--- Start ---
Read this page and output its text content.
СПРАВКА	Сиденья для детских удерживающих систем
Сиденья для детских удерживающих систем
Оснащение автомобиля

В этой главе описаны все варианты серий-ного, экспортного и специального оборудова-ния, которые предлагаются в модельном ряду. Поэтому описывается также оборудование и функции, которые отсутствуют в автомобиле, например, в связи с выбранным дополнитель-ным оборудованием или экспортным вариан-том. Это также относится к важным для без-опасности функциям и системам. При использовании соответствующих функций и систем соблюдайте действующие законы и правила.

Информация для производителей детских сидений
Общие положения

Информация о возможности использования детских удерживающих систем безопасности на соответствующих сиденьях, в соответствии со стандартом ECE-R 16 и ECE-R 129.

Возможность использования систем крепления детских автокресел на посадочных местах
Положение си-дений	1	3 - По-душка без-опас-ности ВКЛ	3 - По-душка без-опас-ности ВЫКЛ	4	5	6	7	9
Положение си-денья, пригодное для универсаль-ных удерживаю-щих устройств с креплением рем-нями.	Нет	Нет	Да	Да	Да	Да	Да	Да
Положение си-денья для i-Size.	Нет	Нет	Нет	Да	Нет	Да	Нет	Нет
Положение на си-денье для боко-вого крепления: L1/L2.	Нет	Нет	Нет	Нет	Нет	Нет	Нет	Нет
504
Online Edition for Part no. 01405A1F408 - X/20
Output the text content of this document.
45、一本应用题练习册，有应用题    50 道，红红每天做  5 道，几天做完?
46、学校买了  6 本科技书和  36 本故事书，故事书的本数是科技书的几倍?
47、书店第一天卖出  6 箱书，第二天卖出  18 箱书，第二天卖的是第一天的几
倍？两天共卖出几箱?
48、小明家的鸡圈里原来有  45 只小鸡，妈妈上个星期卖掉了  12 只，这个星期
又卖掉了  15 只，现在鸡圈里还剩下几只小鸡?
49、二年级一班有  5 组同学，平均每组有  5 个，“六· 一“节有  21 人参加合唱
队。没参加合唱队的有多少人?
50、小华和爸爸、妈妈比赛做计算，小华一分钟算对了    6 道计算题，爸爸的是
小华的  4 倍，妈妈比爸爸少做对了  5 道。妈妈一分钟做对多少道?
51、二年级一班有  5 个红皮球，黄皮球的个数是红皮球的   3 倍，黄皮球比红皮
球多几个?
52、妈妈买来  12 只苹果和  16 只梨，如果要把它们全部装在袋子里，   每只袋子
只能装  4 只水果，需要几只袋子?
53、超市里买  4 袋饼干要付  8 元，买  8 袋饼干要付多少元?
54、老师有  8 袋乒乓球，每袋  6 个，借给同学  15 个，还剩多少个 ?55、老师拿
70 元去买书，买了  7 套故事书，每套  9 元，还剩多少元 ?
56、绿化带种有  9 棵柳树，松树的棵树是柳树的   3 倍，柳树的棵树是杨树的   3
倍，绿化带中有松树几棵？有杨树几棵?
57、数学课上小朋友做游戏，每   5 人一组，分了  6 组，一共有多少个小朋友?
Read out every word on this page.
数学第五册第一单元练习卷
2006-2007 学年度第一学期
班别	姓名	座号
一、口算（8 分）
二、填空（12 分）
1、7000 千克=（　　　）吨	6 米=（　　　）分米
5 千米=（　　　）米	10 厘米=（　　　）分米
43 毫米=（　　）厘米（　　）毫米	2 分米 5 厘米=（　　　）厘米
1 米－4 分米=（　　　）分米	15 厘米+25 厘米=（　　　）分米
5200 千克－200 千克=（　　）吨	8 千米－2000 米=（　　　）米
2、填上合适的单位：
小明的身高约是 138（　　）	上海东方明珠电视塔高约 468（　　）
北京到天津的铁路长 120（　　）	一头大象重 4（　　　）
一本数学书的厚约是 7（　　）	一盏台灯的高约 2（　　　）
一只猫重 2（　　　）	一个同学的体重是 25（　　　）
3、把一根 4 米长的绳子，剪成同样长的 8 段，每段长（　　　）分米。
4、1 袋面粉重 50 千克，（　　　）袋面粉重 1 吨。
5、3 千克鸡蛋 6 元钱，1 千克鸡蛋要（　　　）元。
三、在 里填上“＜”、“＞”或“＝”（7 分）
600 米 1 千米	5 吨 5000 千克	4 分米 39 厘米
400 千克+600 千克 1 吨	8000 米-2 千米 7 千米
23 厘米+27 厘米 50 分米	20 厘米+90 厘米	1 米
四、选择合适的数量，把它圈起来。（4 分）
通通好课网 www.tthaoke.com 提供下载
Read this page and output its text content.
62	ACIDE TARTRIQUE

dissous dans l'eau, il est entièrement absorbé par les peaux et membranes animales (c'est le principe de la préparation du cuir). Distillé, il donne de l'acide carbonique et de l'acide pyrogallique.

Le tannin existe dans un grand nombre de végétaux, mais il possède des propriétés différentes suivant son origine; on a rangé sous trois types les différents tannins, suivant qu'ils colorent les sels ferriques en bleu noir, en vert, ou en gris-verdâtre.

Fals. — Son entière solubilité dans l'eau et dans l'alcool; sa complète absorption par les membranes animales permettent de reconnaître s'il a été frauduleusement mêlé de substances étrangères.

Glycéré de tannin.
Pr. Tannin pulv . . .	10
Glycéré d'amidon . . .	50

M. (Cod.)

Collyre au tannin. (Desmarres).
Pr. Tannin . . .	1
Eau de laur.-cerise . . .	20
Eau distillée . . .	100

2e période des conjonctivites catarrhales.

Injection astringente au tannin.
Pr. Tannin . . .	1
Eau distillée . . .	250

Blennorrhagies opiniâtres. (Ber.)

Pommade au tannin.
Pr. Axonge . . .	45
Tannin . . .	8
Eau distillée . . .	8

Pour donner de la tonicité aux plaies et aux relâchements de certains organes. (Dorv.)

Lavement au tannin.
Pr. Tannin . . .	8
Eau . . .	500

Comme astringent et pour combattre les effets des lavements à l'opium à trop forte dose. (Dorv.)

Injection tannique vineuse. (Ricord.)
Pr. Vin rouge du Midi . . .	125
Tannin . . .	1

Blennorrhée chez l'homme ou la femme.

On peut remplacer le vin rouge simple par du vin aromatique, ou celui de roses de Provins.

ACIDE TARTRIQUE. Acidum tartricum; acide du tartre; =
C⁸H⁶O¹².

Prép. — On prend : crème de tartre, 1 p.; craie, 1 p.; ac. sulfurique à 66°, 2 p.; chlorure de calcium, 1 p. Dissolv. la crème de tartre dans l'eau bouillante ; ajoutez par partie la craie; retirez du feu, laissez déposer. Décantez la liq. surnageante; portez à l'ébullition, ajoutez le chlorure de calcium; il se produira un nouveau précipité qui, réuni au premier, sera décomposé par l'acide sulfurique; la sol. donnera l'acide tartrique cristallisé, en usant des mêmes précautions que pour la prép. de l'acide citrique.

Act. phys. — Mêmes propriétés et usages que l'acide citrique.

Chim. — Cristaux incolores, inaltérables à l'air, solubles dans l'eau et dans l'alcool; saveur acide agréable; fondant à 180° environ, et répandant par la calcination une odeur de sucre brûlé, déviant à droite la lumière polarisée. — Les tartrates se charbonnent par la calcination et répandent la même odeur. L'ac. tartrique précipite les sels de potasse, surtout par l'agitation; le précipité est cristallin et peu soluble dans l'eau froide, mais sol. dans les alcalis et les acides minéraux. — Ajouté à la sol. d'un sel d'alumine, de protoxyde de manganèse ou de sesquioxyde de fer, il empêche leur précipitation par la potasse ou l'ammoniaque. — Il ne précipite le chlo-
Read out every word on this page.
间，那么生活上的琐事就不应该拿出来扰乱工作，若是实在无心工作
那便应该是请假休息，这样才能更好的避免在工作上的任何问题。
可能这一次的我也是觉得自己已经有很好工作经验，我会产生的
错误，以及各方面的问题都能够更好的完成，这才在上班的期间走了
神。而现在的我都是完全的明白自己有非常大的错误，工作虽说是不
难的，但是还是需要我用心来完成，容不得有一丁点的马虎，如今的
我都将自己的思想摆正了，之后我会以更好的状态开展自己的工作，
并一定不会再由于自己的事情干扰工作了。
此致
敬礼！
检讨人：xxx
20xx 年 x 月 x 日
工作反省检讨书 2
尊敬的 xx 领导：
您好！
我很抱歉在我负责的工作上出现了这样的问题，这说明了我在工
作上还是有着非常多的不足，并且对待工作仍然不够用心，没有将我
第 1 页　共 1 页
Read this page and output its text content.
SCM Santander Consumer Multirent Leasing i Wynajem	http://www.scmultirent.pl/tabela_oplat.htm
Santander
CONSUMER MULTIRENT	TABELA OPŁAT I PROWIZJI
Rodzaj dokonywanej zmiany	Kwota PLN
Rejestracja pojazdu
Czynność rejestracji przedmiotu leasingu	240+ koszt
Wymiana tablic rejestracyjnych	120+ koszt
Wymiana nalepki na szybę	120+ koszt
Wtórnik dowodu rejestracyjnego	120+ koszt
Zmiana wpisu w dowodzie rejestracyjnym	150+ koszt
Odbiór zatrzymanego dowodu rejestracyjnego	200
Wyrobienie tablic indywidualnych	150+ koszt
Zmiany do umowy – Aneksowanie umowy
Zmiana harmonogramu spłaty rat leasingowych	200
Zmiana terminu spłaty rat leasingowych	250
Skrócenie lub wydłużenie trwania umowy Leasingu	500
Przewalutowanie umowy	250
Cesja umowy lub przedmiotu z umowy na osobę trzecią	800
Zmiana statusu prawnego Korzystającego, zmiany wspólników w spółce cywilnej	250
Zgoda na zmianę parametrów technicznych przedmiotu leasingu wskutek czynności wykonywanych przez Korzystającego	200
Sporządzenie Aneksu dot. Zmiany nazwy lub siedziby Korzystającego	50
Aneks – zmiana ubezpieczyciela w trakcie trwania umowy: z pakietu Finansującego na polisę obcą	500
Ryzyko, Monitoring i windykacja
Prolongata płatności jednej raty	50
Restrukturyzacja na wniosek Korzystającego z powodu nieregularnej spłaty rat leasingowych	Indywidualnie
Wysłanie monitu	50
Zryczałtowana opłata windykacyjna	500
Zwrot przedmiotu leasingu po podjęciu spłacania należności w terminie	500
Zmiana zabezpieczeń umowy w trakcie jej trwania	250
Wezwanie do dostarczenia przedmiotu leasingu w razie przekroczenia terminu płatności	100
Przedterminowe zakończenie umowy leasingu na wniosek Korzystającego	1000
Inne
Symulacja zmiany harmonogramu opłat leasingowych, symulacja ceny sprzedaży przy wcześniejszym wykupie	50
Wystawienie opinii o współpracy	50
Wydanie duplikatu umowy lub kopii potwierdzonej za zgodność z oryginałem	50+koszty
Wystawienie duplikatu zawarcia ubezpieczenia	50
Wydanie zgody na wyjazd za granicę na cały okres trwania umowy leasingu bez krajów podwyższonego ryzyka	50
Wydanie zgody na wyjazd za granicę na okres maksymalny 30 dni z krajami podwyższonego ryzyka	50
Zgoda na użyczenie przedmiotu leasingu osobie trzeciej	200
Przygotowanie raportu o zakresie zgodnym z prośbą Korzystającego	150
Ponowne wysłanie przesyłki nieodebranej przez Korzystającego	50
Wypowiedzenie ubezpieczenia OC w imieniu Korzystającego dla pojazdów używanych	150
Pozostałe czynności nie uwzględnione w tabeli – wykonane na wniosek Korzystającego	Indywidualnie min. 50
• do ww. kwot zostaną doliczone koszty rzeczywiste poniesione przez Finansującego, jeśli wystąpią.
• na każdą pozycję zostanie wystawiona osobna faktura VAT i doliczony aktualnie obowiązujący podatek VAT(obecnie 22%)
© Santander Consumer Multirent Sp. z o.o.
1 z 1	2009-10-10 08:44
--- End ---
Exercise instructions
Go through the entries and return each line where the word "Korzystającego" appears.

Finished exercise
Zmiana statusu prawnego Korzystającego, zmiany wspólników w spółce cywilnej	250
Zgoda na zmianę parametrów technicznych przedmiotu leasingu wskutek czynności wykonywanych przez Korzystającego	200
Sporządzenie Aneksu dot. Zmiany nazwy lub siedziby Korzystającego	50
Restrukturyzacja na wniosek Korzystającego z powodu nieregularnej spłaty rat leasingowych	Indywidualnie
Przedterminowe zakończenie umowy leasingu na wniosek Korzystającego	1000
Przygotowanie raportu o zakresie zgodnym z prośbą Korzystającego	150
Ponowne wysłanie przesyłki nieodebranej przez Korzystającego	50
Wypowiedzenie ubezpieczenia OC w imieniu Korzystającego dla pojazdów używanych	150
Pozostałe czynności nie uwzględnione w tabeli – wykonane na wniosek Korzystającego	Indywidualnie min. 50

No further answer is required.